Provided entries
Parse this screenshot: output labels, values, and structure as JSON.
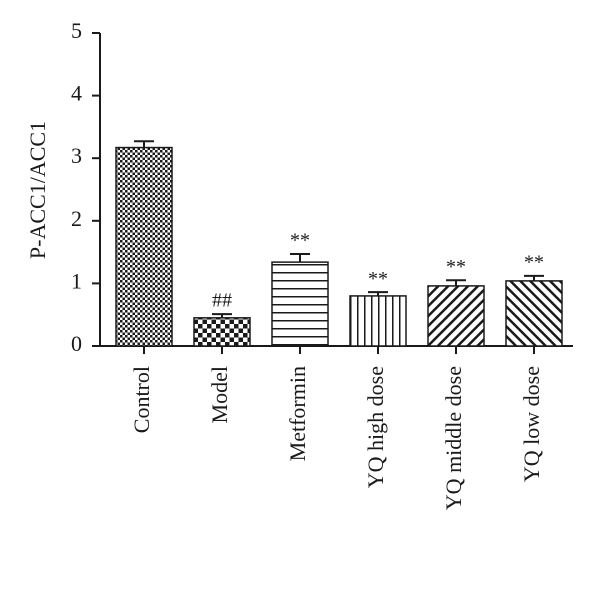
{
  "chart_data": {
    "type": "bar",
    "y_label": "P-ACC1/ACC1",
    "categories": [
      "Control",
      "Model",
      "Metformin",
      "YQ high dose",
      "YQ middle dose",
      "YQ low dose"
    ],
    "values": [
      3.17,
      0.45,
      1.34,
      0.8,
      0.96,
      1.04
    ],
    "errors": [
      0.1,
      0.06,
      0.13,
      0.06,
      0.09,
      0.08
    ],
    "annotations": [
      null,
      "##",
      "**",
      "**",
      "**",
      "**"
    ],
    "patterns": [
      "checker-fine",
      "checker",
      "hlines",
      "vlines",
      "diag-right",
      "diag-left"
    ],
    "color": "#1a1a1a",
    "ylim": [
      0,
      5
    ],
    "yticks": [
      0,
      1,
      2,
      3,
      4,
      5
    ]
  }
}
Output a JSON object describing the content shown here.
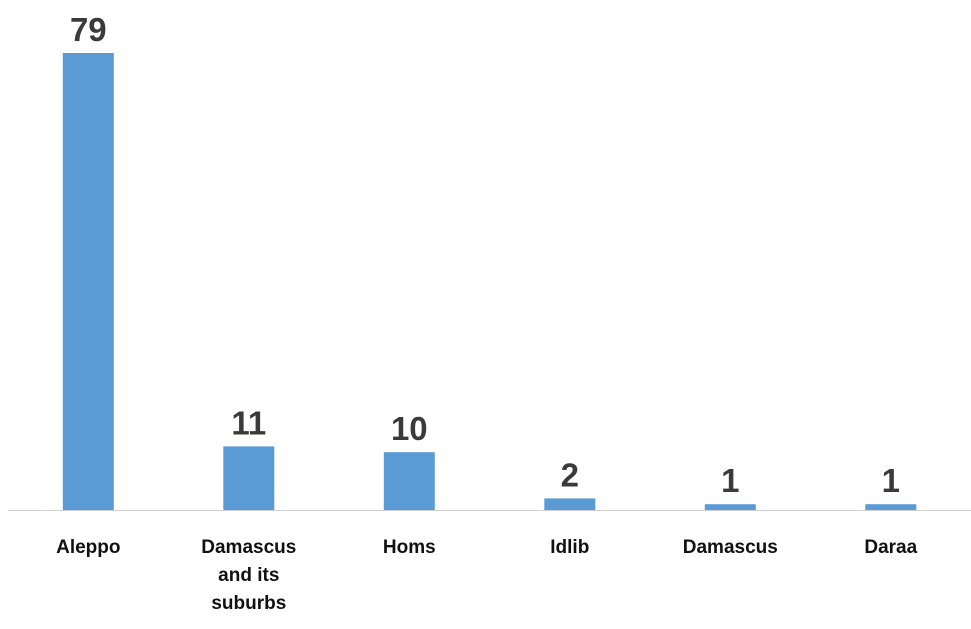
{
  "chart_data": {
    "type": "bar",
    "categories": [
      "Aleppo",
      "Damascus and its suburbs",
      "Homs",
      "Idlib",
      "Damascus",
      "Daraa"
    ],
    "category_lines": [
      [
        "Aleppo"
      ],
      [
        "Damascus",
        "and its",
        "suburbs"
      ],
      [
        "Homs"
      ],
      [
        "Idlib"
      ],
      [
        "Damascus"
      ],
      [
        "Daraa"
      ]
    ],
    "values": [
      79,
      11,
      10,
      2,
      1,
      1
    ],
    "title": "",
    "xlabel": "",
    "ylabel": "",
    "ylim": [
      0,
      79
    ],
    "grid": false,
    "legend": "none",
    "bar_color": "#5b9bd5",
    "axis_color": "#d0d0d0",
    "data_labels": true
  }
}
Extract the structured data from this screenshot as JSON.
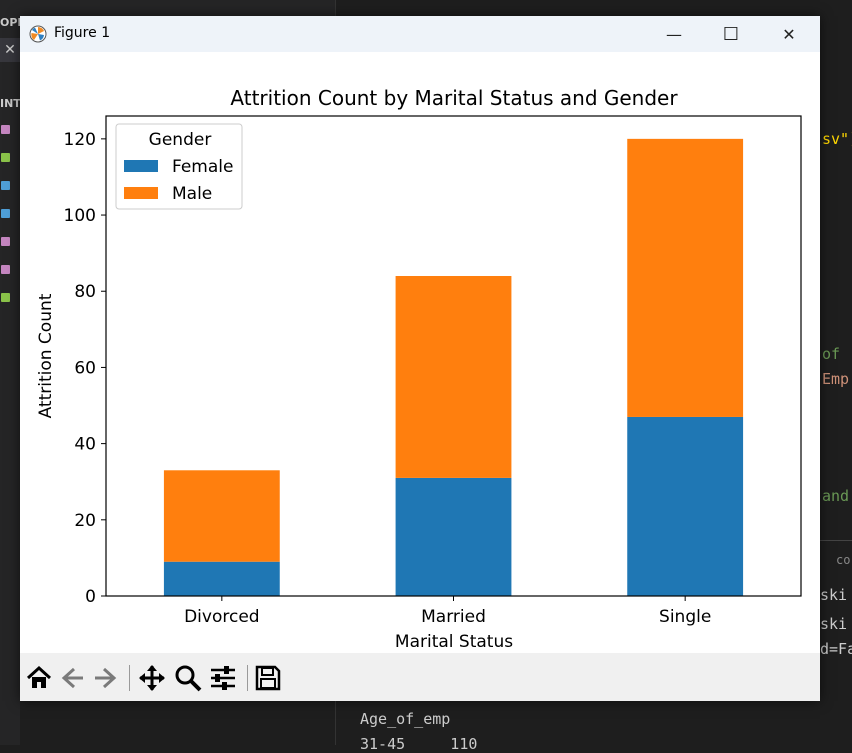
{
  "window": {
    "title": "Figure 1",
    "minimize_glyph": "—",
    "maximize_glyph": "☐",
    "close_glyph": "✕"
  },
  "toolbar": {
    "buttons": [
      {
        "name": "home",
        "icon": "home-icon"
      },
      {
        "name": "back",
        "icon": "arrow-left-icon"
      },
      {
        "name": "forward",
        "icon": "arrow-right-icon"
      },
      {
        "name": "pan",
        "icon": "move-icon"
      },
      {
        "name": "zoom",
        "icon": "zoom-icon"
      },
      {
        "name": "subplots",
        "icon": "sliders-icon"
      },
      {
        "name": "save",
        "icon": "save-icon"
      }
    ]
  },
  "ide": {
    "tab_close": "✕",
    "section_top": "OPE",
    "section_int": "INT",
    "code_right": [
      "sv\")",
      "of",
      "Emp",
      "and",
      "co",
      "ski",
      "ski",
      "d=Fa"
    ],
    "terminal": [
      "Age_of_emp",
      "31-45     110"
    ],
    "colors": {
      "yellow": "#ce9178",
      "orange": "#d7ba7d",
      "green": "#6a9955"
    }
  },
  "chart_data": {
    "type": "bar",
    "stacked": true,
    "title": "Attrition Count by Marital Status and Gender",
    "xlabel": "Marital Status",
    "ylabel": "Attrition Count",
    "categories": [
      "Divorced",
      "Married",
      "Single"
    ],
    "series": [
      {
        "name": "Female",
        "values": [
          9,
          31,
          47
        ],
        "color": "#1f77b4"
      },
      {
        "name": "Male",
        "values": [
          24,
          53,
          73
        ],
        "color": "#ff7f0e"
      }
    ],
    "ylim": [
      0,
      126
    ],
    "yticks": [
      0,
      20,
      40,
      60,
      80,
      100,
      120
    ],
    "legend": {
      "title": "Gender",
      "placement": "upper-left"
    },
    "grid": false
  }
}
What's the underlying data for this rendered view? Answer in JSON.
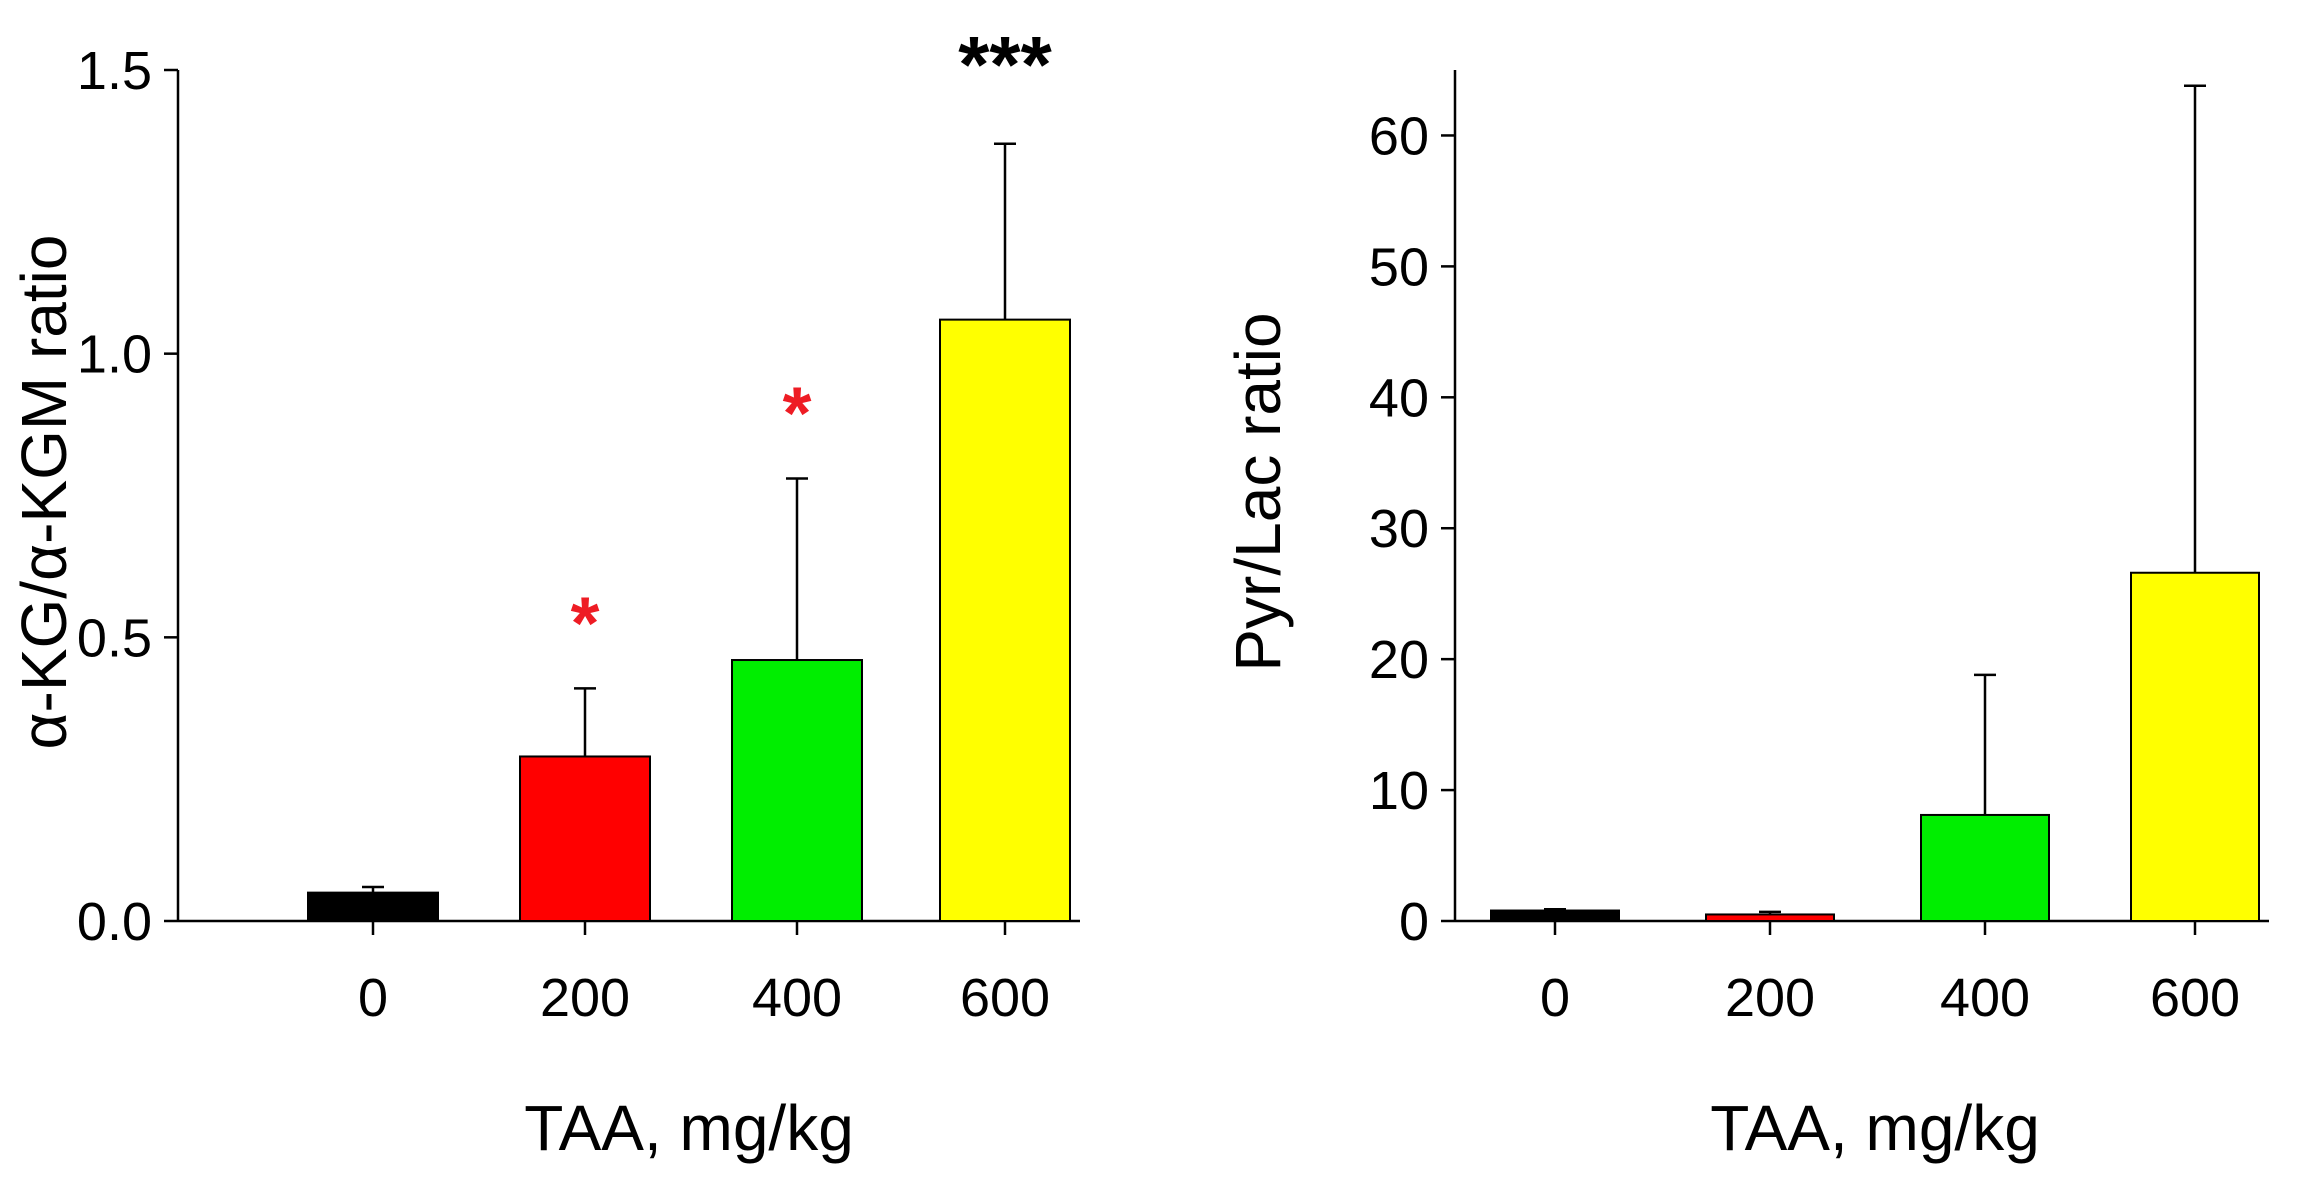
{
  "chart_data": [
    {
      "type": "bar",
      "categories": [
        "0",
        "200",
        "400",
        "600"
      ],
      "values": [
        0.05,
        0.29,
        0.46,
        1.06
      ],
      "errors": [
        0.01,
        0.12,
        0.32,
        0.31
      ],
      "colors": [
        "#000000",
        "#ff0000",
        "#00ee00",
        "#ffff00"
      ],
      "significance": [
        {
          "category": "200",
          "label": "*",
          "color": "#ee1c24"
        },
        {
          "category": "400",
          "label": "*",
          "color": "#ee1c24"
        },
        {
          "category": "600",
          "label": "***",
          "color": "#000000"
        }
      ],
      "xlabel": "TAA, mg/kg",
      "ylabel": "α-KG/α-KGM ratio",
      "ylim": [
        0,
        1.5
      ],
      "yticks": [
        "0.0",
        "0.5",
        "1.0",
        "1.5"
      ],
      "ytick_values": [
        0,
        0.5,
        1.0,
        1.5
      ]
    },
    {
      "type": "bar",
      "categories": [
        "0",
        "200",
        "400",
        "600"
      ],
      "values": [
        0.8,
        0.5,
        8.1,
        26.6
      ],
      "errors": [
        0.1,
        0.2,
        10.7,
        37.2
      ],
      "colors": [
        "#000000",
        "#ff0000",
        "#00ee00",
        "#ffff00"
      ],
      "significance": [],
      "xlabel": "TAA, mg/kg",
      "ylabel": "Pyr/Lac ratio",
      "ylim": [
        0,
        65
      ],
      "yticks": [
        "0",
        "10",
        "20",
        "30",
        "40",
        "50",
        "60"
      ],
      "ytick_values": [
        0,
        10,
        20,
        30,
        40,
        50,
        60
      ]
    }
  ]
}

Short problem
Make a word-for-word copy of the entries, without any pictures.

Result of the task
Parse this screenshot: output labels, values, and structure as JSON.
{
  "chart_data": {
    "type": "bar",
    "y_label": "P-ACC1/ACC1",
    "categories": [
      "Control",
      "Model",
      "Metformin",
      "YQ high dose",
      "YQ middle dose",
      "YQ low dose"
    ],
    "values": [
      3.17,
      0.45,
      1.34,
      0.8,
      0.96,
      1.04
    ],
    "errors": [
      0.1,
      0.06,
      0.13,
      0.06,
      0.09,
      0.08
    ],
    "annotations": [
      null,
      "##",
      "**",
      "**",
      "**",
      "**"
    ],
    "patterns": [
      "checker-fine",
      "checker",
      "hlines",
      "vlines",
      "diag-right",
      "diag-left"
    ],
    "color": "#1a1a1a",
    "ylim": [
      0,
      5
    ],
    "yticks": [
      0,
      1,
      2,
      3,
      4,
      5
    ]
  }
}
Output a JSON object describing the content shown here.
{
  "chart_data": {
    "type": "bar",
    "categories": [
      "Aleppo",
      "Damascus and its suburbs",
      "Homs",
      "Idlib",
      "Damascus",
      "Daraa"
    ],
    "category_lines": [
      [
        "Aleppo"
      ],
      [
        "Damascus",
        "and its",
        "suburbs"
      ],
      [
        "Homs"
      ],
      [
        "Idlib"
      ],
      [
        "Damascus"
      ],
      [
        "Daraa"
      ]
    ],
    "values": [
      79,
      11,
      10,
      2,
      1,
      1
    ],
    "title": "",
    "xlabel": "",
    "ylabel": "",
    "ylim": [
      0,
      79
    ],
    "grid": false,
    "legend": "none",
    "bar_color": "#5b9bd5",
    "axis_color": "#d0d0d0",
    "data_labels": true
  }
}
Extract the structured data from this screenshot as JSON.
{
  "window": {
    "title": "Figure 1",
    "minimize_glyph": "—",
    "maximize_glyph": "☐",
    "close_glyph": "✕"
  },
  "toolbar": {
    "buttons": [
      {
        "name": "home",
        "icon": "home-icon"
      },
      {
        "name": "back",
        "icon": "arrow-left-icon"
      },
      {
        "name": "forward",
        "icon": "arrow-right-icon"
      },
      {
        "name": "pan",
        "icon": "move-icon"
      },
      {
        "name": "zoom",
        "icon": "zoom-icon"
      },
      {
        "name": "subplots",
        "icon": "sliders-icon"
      },
      {
        "name": "save",
        "icon": "save-icon"
      }
    ]
  },
  "ide": {
    "tab_close": "✕",
    "section_top": "OPE",
    "section_int": "INT",
    "code_right": [
      "sv\")",
      "of",
      "Emp",
      "and",
      "co",
      "ski",
      "ski",
      "d=Fa"
    ],
    "terminal": [
      "Age_of_emp",
      "31-45     110"
    ],
    "colors": {
      "yellow": "#ce9178",
      "orange": "#d7ba7d",
      "green": "#6a9955"
    }
  },
  "chart_data": {
    "type": "bar",
    "stacked": true,
    "title": "Attrition Count by Marital Status and Gender",
    "xlabel": "Marital Status",
    "ylabel": "Attrition Count",
    "categories": [
      "Divorced",
      "Married",
      "Single"
    ],
    "series": [
      {
        "name": "Female",
        "values": [
          9,
          31,
          47
        ],
        "color": "#1f77b4"
      },
      {
        "name": "Male",
        "values": [
          24,
          53,
          73
        ],
        "color": "#ff7f0e"
      }
    ],
    "ylim": [
      0,
      126
    ],
    "yticks": [
      0,
      20,
      40,
      60,
      80,
      100,
      120
    ],
    "legend": {
      "title": "Gender",
      "placement": "upper-left"
    },
    "grid": false
  }
}
What's the underlying data for this rendered view? Answer in JSON.
{
  "chart_data": [
    {
      "type": "bar",
      "categories": [
        "0",
        "200",
        "400",
        "600"
      ],
      "values": [
        0.05,
        0.29,
        0.46,
        1.06
      ],
      "errors": [
        0.01,
        0.12,
        0.32,
        0.31
      ],
      "colors": [
        "#000000",
        "#ff0000",
        "#00ee00",
        "#ffff00"
      ],
      "significance": [
        {
          "category": "200",
          "label": "*",
          "color": "#ee1c24"
        },
        {
          "category": "400",
          "label": "*",
          "color": "#ee1c24"
        },
        {
          "category": "600",
          "label": "***",
          "color": "#000000"
        }
      ],
      "xlabel": "TAA, mg/kg",
      "ylabel": "α-KG/α-KGM ratio",
      "ylim": [
        0,
        1.5
      ],
      "yticks": [
        "0.0",
        "0.5",
        "1.0",
        "1.5"
      ],
      "ytick_values": [
        0,
        0.5,
        1.0,
        1.5
      ]
    },
    {
      "type": "bar",
      "categories": [
        "0",
        "200",
        "400",
        "600"
      ],
      "values": [
        0.8,
        0.5,
        8.1,
        26.6
      ],
      "errors": [
        0.1,
        0.2,
        10.7,
        37.2
      ],
      "colors": [
        "#000000",
        "#ff0000",
        "#00ee00",
        "#ffff00"
      ],
      "significance": [],
      "xlabel": "TAA, mg/kg",
      "ylabel": "Pyr/Lac ratio",
      "ylim": [
        0,
        65
      ],
      "yticks": [
        "0",
        "10",
        "20",
        "30",
        "40",
        "50",
        "60"
      ],
      "ytick_values": [
        0,
        10,
        20,
        30,
        40,
        50,
        60
      ]
    }
  ]
}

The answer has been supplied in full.